Data items
__________________________________________________

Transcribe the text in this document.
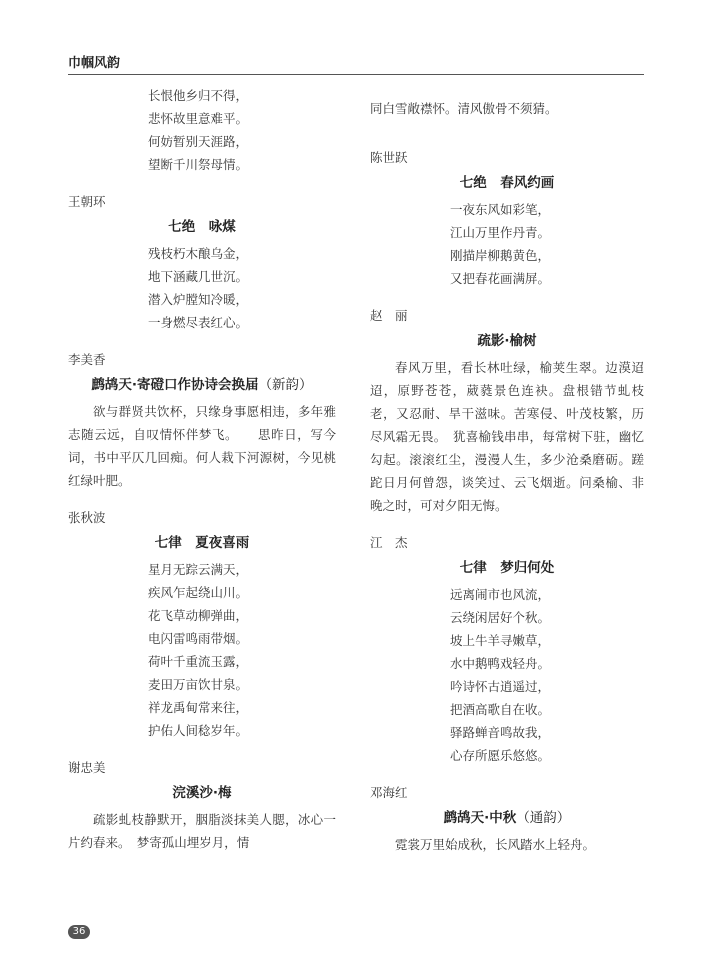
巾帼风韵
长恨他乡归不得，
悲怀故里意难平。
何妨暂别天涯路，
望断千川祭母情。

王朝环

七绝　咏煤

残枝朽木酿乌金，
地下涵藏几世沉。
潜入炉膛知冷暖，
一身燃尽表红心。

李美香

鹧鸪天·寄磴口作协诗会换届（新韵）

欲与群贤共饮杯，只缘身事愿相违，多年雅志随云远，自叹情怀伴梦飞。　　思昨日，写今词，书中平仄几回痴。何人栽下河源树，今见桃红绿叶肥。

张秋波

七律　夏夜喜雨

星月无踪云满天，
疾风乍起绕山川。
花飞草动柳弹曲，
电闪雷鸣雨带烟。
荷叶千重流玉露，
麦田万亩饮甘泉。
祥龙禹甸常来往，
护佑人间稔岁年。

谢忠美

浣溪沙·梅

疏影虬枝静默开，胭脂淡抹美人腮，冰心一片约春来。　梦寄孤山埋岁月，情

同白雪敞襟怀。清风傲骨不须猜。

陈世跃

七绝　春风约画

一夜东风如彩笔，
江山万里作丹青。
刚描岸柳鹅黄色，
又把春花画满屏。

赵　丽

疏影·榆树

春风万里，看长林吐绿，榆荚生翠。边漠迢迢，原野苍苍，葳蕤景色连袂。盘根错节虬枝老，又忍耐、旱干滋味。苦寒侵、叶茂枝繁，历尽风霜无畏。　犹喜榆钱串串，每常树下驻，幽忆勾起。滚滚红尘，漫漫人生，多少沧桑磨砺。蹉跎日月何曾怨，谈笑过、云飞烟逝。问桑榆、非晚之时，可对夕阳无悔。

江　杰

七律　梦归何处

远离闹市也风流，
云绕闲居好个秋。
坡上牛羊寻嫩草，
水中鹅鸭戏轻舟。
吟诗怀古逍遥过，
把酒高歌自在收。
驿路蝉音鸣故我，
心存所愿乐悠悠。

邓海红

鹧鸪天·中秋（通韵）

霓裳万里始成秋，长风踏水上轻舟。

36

__________________________________________________

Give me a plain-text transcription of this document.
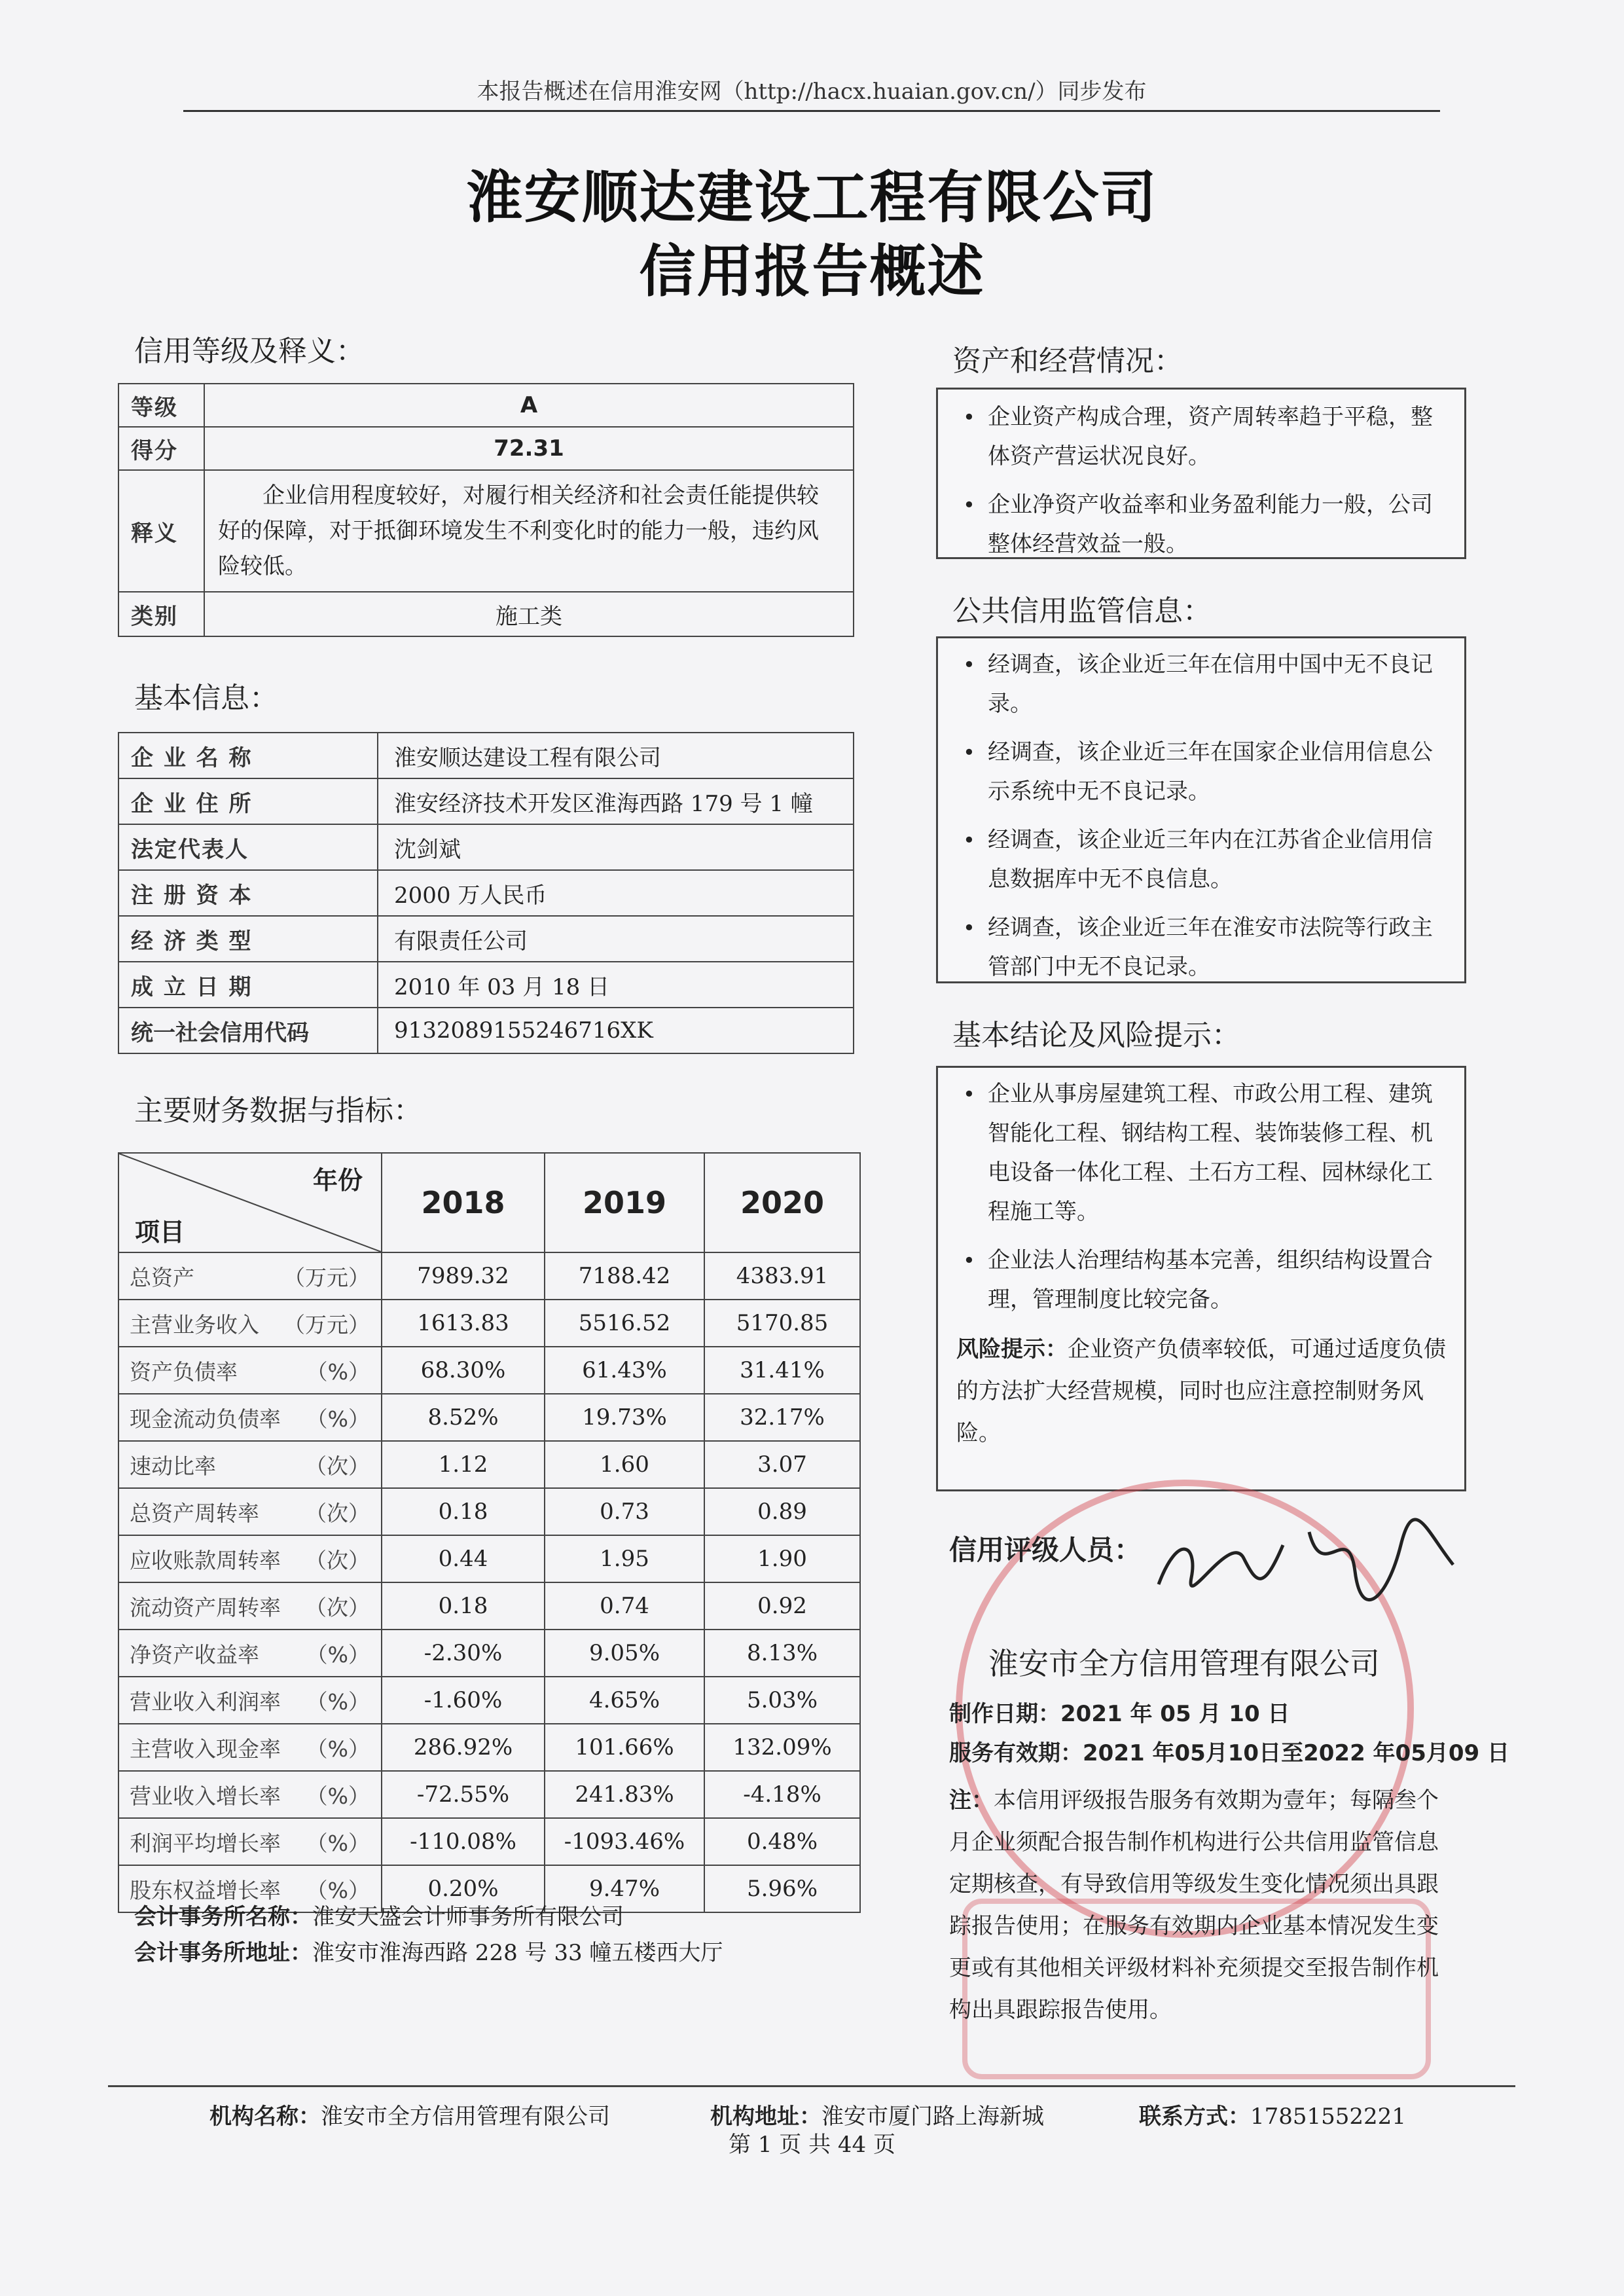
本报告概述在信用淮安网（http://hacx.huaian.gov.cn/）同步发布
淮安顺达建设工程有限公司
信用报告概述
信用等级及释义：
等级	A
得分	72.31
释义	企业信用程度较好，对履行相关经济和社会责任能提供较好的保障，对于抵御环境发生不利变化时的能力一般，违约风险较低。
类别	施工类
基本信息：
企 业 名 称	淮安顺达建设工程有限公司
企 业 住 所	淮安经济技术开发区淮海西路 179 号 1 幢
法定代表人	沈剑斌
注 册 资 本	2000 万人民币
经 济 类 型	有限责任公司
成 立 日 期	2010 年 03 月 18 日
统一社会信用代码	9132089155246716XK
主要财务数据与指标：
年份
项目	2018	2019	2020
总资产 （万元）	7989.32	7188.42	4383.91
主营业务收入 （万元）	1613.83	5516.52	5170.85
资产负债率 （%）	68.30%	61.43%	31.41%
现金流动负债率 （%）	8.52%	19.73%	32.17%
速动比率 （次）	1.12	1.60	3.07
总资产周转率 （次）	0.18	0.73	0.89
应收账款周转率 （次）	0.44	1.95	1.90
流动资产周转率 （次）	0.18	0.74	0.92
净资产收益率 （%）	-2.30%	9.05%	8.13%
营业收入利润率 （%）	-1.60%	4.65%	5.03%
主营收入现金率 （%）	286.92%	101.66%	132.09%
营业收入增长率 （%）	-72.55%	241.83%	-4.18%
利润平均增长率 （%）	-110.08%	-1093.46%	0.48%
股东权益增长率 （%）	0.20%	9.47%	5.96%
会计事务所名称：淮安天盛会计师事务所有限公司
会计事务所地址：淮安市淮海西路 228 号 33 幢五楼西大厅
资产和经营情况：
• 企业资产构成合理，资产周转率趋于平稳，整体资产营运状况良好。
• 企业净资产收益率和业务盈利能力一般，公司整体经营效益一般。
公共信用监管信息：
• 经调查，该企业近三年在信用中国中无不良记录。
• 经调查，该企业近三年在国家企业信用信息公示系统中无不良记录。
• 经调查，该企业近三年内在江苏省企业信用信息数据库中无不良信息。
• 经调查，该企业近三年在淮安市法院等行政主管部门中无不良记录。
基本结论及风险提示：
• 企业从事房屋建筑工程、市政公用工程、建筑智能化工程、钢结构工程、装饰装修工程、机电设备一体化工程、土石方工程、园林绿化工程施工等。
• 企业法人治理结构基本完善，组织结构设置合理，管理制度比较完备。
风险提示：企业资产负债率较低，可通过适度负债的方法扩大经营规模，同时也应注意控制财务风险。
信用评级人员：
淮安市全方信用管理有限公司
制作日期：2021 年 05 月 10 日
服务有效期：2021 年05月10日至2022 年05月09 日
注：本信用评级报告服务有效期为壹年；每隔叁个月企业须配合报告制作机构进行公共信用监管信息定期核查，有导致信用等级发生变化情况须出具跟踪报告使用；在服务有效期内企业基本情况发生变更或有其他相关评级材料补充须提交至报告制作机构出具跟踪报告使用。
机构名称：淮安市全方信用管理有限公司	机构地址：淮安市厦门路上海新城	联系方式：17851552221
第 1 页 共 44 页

__________________________________________________

* [Task details]:
Reply with one number only: how many lines of the listing hold "document"?

* [The answer]:
2